Mee ka tee is a Laotian red curry and coconut milk egg drop noodle soup.

== European cuisine ==

=== Italy ===
In Italy, stracciatella, a version made with egg and parmesan cheese, is popular, as is zuppa pavese, consisting of broth into which slices of stale bread and poached eggs are placed.

=== France ===
In France, tourin, a garlic soup, is made with egg whites which are drizzled into the soup in a similar way to how traditional egg drop soup is made.

=== Spain ===
In Spain, the similar and traditional sopa de ajo ("garlic soup") uses egg whites to thicken the broth in a similar way.

=== Austria & Hungary ===
In Austria, egg drop soup (Eierflockensuppe or Eierflöckchensuppe) is a simple, traditional recipe generally made for very young children or sick people. Scrambled eggs are mixed with flour and then poured into boiling soup in order to make small egg dumplings. Spices can be added to the egg-flour mixture according to taste.

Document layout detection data
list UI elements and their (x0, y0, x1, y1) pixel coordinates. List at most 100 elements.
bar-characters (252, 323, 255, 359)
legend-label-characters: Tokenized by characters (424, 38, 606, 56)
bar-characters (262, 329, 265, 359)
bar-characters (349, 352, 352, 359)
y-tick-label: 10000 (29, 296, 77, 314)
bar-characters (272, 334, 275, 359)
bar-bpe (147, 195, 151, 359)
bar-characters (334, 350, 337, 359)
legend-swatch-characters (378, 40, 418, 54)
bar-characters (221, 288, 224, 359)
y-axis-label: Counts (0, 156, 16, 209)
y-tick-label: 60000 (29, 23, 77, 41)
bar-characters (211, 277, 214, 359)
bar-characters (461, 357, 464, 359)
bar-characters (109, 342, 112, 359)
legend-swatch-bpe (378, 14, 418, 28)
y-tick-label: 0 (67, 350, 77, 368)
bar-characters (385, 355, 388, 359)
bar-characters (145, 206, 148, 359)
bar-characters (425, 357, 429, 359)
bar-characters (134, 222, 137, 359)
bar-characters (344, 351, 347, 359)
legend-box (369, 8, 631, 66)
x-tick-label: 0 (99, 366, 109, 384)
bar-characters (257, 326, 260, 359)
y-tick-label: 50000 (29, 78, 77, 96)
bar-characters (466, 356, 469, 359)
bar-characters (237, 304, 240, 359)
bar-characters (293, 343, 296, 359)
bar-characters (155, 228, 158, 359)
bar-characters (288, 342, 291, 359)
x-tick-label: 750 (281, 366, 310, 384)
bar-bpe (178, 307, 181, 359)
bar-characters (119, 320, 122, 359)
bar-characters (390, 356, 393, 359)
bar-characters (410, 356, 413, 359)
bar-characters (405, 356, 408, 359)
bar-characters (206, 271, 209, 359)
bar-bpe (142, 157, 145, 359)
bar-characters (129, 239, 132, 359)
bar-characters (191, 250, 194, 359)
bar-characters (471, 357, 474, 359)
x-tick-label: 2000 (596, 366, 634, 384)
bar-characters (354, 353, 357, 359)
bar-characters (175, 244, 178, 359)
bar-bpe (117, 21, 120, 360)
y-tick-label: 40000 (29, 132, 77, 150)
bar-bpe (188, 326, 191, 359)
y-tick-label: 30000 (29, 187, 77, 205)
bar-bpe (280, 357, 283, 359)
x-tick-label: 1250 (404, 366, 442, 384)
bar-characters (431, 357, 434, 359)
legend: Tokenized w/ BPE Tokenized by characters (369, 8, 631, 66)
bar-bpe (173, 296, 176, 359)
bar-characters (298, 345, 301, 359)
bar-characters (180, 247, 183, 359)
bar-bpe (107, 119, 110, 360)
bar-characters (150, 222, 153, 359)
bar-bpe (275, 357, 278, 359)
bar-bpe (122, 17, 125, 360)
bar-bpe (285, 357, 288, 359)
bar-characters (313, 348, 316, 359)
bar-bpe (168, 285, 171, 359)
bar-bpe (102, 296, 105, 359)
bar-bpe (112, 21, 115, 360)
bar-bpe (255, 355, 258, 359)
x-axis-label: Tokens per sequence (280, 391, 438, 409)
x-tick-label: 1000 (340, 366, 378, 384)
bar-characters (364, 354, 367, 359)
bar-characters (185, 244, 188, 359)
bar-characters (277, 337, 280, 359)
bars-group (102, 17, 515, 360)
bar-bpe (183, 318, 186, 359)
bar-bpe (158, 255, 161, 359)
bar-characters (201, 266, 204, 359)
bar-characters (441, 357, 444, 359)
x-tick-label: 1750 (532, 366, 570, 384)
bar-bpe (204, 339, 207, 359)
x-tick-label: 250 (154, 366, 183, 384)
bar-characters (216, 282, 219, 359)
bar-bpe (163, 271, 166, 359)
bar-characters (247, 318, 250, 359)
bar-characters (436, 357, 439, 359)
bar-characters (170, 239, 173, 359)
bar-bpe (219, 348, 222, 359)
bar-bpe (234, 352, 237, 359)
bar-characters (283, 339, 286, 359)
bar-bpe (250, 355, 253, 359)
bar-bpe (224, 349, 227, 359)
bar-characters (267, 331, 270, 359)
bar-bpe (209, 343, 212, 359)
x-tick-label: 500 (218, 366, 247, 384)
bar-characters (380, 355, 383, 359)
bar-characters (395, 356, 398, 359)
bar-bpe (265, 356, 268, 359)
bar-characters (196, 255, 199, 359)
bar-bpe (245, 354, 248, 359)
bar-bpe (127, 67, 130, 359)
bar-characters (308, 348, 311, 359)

# [Assignment]
Extend the egg drop soup page excerpt beyond its final sentence.

# [Answer to this task]
=== Poland ===
There is a similar recipe in Polish cuisine (kluski lane, lit. 'poured noodles'), with the egg-flour mixture either poured directly into soup, or into boiling water, then strained and added to a soup or sauce. For children, often simmering milk (optionally with sugar) is used in place of soup.

=== Russia ===
In Russia, semolina is usually boiled in the chicken stock before the eggs are whisked in for a more substantial result, and flavored with chopped scallion and black pepper. Simple egg dough dumplings similar to lazy vareniki (варе́ники) or the Ukrainian halušky (галушка) are a frequent addition in the southern regions.

=== Cyprus and Greece ===
In Cyprus and Greece, the egg is beaten and then slowly stirred in the soup so it does not curdle. Lemon and rice are the additional ingredients besides the chicken stock to make avgolemono (αβγολέμονο).